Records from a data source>
+--
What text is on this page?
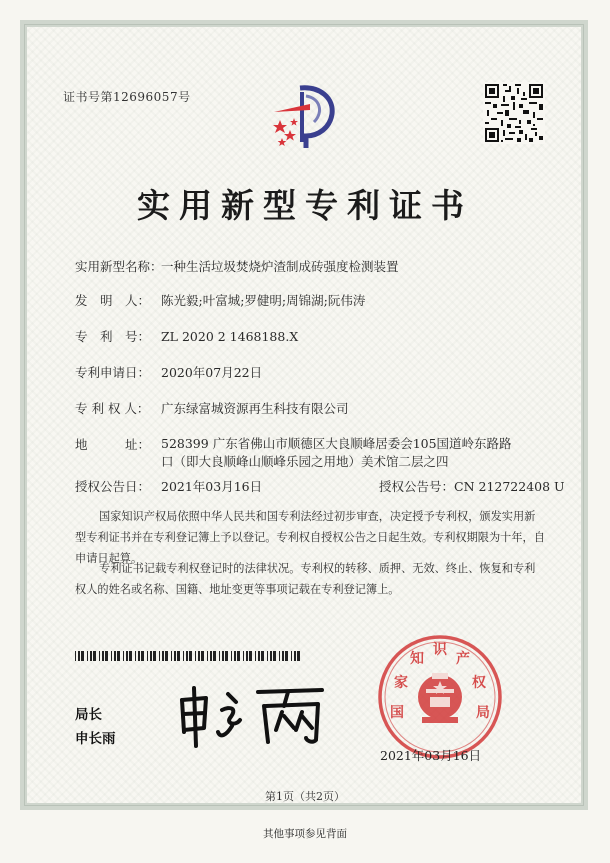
证书号第12696057号
实用新型专利证书
实用新型名称：一种生活垃圾焚烧炉渣制成砖强度检测装置
发　明　人： 陈光毅;叶富城;罗健明;周锦湖;阮伟涛
专　利　号： ZL 2020 2 1468188.X
专利申请日： 2020年07月22日
专 利 权 人： 广东绿富城资源再生科技有限公司
地　　　址： 528399 广东省佛山市顺德区大良顺峰居委会105国道岭东路路口（即大良顺峰山顺峰乐园之用地）美术馆二层之四
授权公告日： 2021年03月16日	授权公告号：CN 212722408 U
国家知识产权局依照中华人民共和国专利法经过初步审查，决定授予专利权，颁发实用新型专利证书并在专利登记簿上予以登记。专利权自授权公告之日起生效。专利权期限为十年，自申请日起算。
专利证书记载专利权登记时的法律状况。专利权的转移、质押、无效、终止、恢复和专利权人的姓名或名称、国籍、地址变更等事项记载在专利登记簿上。
局长
申长雨
国
家
知
识
产
权
局
2021年03月16日
第1页（共2页）
其他事项参见背面
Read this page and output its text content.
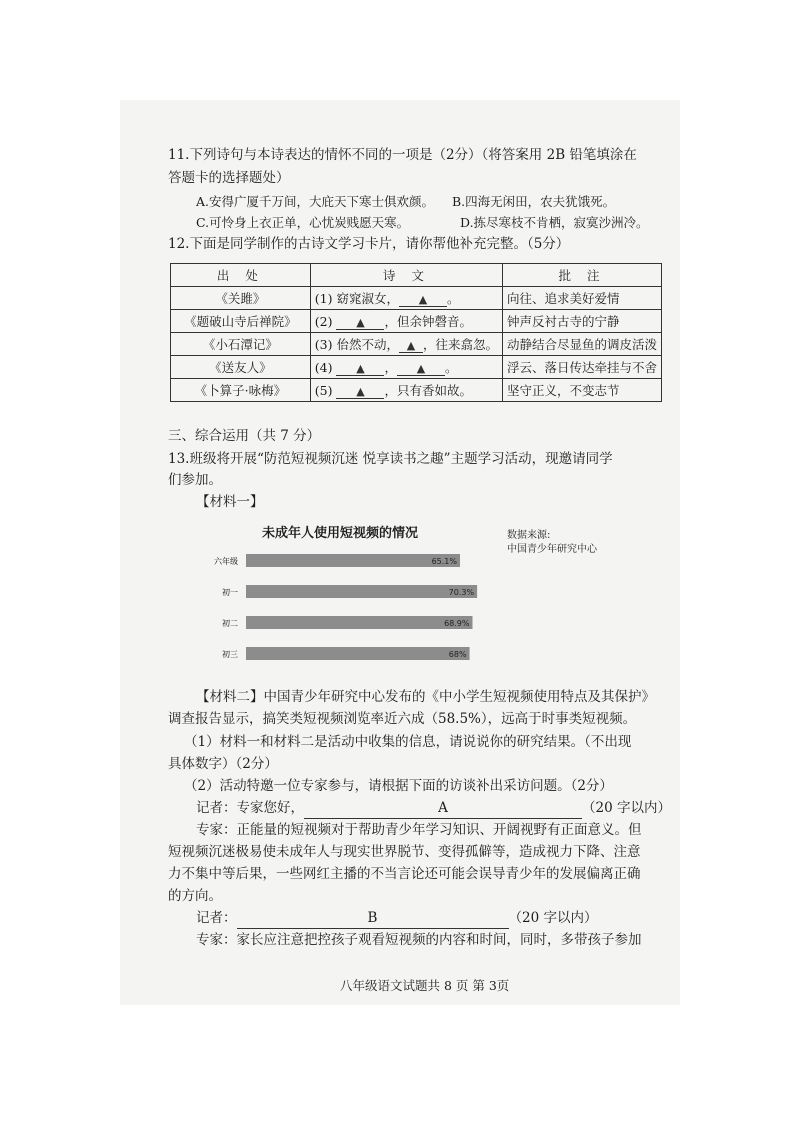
11.下列诗句与本诗表达的情怀不同的一项是（2分）（将答案用 2B 铅笔填涂在
答题卡的选择题处）
A.安得广厦千万间，大庇天下寒士俱欢颜。 B.四海无闲田，农夫犹饿死。
C.可怜身上衣正单，心忧炭贱愿天寒。	D.拣尽寒枝不肯栖，寂寞沙洲冷。
12.下面是同学制作的古诗文学习卡片，请你帮他补充完整。（5分）
出 处	诗 文	批 注
《关雎》	(1) 窈窕淑女， ▲ 。	向往、追求美好爱情
《题破山寺后禅院》	(2) ▲ ，但余钟磬音。	钟声反衬古寺的宁静
《小石潭记》	(3) 佁然不动， ▲ ，往来翕忽。	动静结合尽显鱼的调皮活泼
《送友人》	(4) ▲ ， ▲ 。	浮云、落日传达牵挂与不舍
《卜算子·咏梅》	(5) ▲ ，只有香如故。	坚守正义，不变志节
三、综合运用（共 7 分）
13.班级将开展“防范短视频沉迷 悦享读书之趣”主题学习活动，现邀请同学
们参加。
【材料一】
未成年人使用短视频的情况	数据来源:
中国青少年研究中心
六年级	65.1%
初一	70.3%
初二	68.9%
初三	68%
【材料二】中国青少年研究中心发布的《中小学生短视频使用特点及其保护》
调查报告显示，搞笑类短视频浏览率近六成（58.5%），远高于时事类短视频。
（1）材料一和材料二是活动中收集的信息，请说说你的研究结果。（不出现
具体数字）（2分）
（2）活动特邀一位专家参与，请根据下面的访谈补出采访问题。（2分）
记者：专家您好，	A	（20 字以内）
专家：正能量的短视频对于帮助青少年学习知识、开阔视野有正面意义。但
短视频沉迷极易使未成年人与现实世界脱节、变得孤僻等，造成视力下降、注意
力不集中等后果，一些网红主播的不当言论还可能会误导青少年的发展偏离正确
的方向。
记者：	B	（20 字以内）
专家：家长应注意把控孩子观看短视频的内容和时间，同时，多带孩子参加
八年级语文试题共 8 页 第 3页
+--
DO THIS> Search the preceding listing for "page" and extract every line where it is found.

ANSWER TO THE PROBLEM>
What text is on this page?
Read this page and output its text content.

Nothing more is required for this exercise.